» **Work to be completed**:
Repeat the records in full and exactly, omitting pictures.

————————

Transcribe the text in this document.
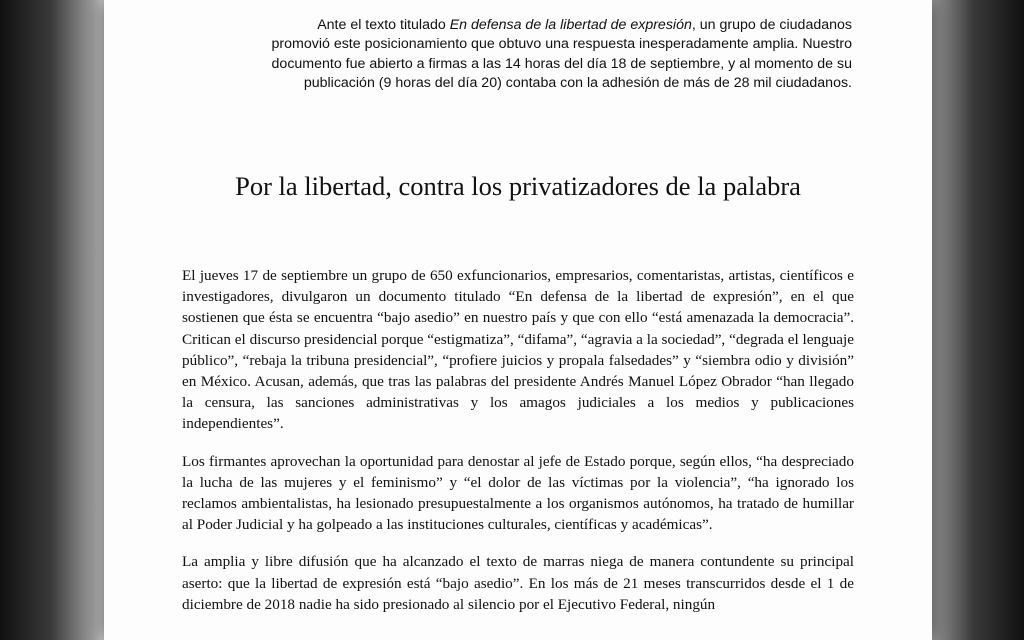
Ante el texto titulado En defensa de la libertad de expresión, un grupo de ciudadanos promovió este posicionamiento que obtuvo una respuesta inesperadamente amplia. Nuestro documento fue abierto a firmas a las 14 horas del día 18 de septiembre, y al momento de su publicación (9 horas del día 20) contaba con la adhesión de más de 28 mil ciudadanos.

Por la libertad, contra los privatizadores de la palabra

El jueves 17 de septiembre un grupo de 650 exfuncionarios, empresarios, comentaristas, artistas, científicos e investigadores, divulgaron un documento titulado “En defensa de la libertad de expresión”, en el que sostienen que ésta se encuentra “bajo asedio” en nuestro país y que con ello “está amenazada la democracia”. Critican el discurso presidencial porque “estigmatiza”, “difama”, “agravia a la sociedad”, “degrada el lenguaje público”, “rebaja la tribuna presidencial”, “profiere juicios y propala falsedades” y “siembra odio y división” en México. Acusan, además, que tras las palabras del presidente Andrés Manuel López Obrador “han llegado la censura, las sanciones administrativas y los amagos judiciales a los medios y publicaciones independientes”.

Los firmantes aprovechan la oportunidad para denostar al jefe de Estado porque, según ellos, “ha despreciado la lucha de las mujeres y el feminismo” y “el dolor de las víctimas por la violencia”, “ha ignorado los reclamos ambientalistas, ha lesionado presupuestalmente a los organismos autónomos, ha tratado de humillar al Poder Judicial y ha golpeado a las instituciones culturales, científicas y académicas”.

La amplia y libre difusión que ha alcanzado el texto de marras niega de manera contundente su principal aserto: que la libertad de expresión está “bajo asedio”. En los más de 21 meses transcurridos desde el 1 de diciembre de 2018 nadie ha sido presionado al silencio por el Ejecutivo Federal, ningún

————————

» **Task solution**:
Transcribe the text in this document.
Ante el texto titulado En defensa de la libertad de expresión, un grupo de ciudadanos promovió este posicionamiento que obtuvo una respuesta inesperadamente amplia. Nuestro documento fue abierto a firmas a las 14 horas del día 18 de septiembre, y al momento de su publicación (9 horas del día 20) contaba con la adhesión de más de 28 mil ciudadanos.

Por la libertad, contra los privatizadores de la palabra

El jueves 17 de septiembre un grupo de 650 exfuncionarios, empresarios, comentaristas, artistas, científicos e investigadores, divulgaron un documento titulado “En defensa de la libertad de expresión”, en el que sostienen que ésta se encuentra “bajo asedio” en nuestro país y que con ello “está amenazada la democracia”. Critican el discurso presidencial porque “estigmatiza”, “difama”, “agravia a la sociedad”, “degrada el lenguaje público”, “rebaja la tribuna presidencial”, “profiere juicios y propala falsedades” y “siembra odio y división” en México. Acusan, además, que tras las palabras del presidente Andrés Manuel López Obrador “han llegado la censura, las sanciones administrativas y los amagos judiciales a los medios y publicaciones independientes”.

Los firmantes aprovechan la oportunidad para denostar al jefe de Estado porque, según ellos, “ha despreciado la lucha de las mujeres y el feminismo” y “el dolor de las víctimas por la violencia”, “ha ignorado los reclamos ambientalistas, ha lesionado presupuestalmente a los organismos autónomos, ha tratado de humillar al Poder Judicial y ha golpeado a las instituciones culturales, científicas y académicas”.

La amplia y libre difusión que ha alcanzado el texto de marras niega de manera contundente su principal aserto: que la libertad de expresión está “bajo asedio”. En los más de 21 meses transcurridos desde el 1 de diciembre de 2018 nadie ha sido presionado al silencio por el Ejecutivo Federal, ningún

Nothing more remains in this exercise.